*WHAT TO DO*. Check each line of the records below for the string "Unavailability", then state how many lines contain it, with no other output.

:: EXTRACTED ENTRIES ::

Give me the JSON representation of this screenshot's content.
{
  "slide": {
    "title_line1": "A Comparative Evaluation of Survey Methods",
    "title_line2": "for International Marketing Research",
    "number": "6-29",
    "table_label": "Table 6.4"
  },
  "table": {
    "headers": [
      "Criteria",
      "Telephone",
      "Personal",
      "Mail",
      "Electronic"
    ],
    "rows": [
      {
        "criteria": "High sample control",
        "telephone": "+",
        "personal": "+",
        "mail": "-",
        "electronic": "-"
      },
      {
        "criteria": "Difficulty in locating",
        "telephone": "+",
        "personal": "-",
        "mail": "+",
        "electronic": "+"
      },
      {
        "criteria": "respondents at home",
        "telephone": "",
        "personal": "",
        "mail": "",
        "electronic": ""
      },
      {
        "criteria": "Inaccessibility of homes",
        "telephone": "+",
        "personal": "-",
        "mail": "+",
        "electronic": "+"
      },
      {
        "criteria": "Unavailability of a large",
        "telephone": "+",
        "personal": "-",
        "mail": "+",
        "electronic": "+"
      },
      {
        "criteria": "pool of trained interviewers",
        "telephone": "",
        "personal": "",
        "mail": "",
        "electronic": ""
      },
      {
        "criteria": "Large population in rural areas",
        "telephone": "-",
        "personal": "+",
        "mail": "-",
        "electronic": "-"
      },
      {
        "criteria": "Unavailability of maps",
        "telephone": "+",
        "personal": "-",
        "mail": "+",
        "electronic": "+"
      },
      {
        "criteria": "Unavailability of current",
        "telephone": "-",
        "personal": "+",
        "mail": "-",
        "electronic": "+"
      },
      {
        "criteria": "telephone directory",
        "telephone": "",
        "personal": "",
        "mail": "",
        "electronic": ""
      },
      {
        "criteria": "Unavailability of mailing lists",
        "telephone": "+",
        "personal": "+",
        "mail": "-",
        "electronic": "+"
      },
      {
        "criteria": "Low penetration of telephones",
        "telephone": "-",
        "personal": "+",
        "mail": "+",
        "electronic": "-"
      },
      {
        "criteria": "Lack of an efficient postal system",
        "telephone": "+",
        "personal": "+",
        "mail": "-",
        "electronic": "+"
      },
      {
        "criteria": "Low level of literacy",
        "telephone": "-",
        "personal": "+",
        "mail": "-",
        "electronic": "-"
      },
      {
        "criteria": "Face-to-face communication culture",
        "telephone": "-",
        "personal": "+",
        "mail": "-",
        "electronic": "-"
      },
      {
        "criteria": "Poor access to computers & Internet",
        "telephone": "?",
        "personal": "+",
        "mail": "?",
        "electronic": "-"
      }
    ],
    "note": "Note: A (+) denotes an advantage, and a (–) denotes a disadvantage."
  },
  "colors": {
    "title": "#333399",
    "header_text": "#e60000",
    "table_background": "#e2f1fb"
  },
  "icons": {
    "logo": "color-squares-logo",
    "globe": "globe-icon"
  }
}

:::

*THE RESULT*. 4